> **Objective**
Write the material out again exactly as it stands.

Collected data

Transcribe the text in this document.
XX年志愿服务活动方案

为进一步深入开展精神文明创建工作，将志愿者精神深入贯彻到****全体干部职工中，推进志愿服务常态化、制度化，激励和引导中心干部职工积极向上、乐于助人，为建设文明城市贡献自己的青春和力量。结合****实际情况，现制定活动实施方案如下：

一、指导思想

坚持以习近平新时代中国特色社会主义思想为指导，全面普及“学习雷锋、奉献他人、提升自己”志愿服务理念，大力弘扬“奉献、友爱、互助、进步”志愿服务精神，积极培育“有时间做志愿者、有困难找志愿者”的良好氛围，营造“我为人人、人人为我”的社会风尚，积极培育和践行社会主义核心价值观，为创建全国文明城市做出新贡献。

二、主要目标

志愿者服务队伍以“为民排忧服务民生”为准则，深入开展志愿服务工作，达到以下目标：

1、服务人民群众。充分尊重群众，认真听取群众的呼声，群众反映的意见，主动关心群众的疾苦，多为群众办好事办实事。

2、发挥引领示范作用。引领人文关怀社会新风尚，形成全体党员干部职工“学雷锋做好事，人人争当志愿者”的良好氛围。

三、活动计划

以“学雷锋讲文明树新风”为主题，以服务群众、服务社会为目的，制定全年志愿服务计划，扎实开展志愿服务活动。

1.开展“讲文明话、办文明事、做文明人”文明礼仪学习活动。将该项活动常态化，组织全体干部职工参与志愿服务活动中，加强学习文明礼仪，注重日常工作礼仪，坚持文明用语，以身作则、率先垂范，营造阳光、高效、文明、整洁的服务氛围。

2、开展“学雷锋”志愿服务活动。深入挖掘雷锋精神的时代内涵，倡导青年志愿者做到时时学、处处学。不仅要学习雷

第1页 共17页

> **Reply**
Transcribe the text in this document.
XX年志愿服务活动方案

为进一步深入开展精神文明创建工作，将志愿者精神深入贯彻到****全体干部职工中，推进志愿服务常态化、制度化，激励和引导中心干部职工积极向上、乐于助人，为建设文明城市贡献自己的青春和力量。结合****实际情况，现制定活动实施方案如下：

一、指导思想

坚持以习近平新时代中国特色社会主义思想为指导，全面普及“学习雷锋、奉献他人、提升自己”志愿服务理念，大力弘扬“奉献、友爱、互助、进步”志愿服务精神，积极培育“有时间做志愿者、有困难找志愿者”的良好氛围，营造“我为人人、人人为我”的社会风尚，积极培育和践行社会主义核心价值观，为创建全国文明城市做出新贡献。

二、主要目标

志愿者服务队伍以“为民排忧服务民生”为准则，深入开展志愿服务工作，达到以下目标：

1、服务人民群众。充分尊重群众，认真听取群众的呼声，群众反映的意见，主动关心群众的疾苦，多为群众办好事办实事。

2、发挥引领示范作用。引领人文关怀社会新风尚，形成全体党员干部职工“学雷锋做好事，人人争当志愿者”的良好氛围。

三、活动计划

以“学雷锋讲文明树新风”为主题，以服务群众、服务社会为目的，制定全年志愿服务计划，扎实开展志愿服务活动。

1.开展“讲文明话、办文明事、做文明人”文明礼仪学习活动。将该项活动常态化，组织全体干部职工参与志愿服务活动中，加强学习文明礼仪，注重日常工作礼仪，坚持文明用语，以身作则、率先垂范，营造阳光、高效、文明、整洁的服务氛围。

2、开展“学雷锋”志愿服务活动。深入挖掘雷锋精神的时代内涵，倡导青年志愿者做到时时学、处处学。不仅要学习雷

第1页 共17页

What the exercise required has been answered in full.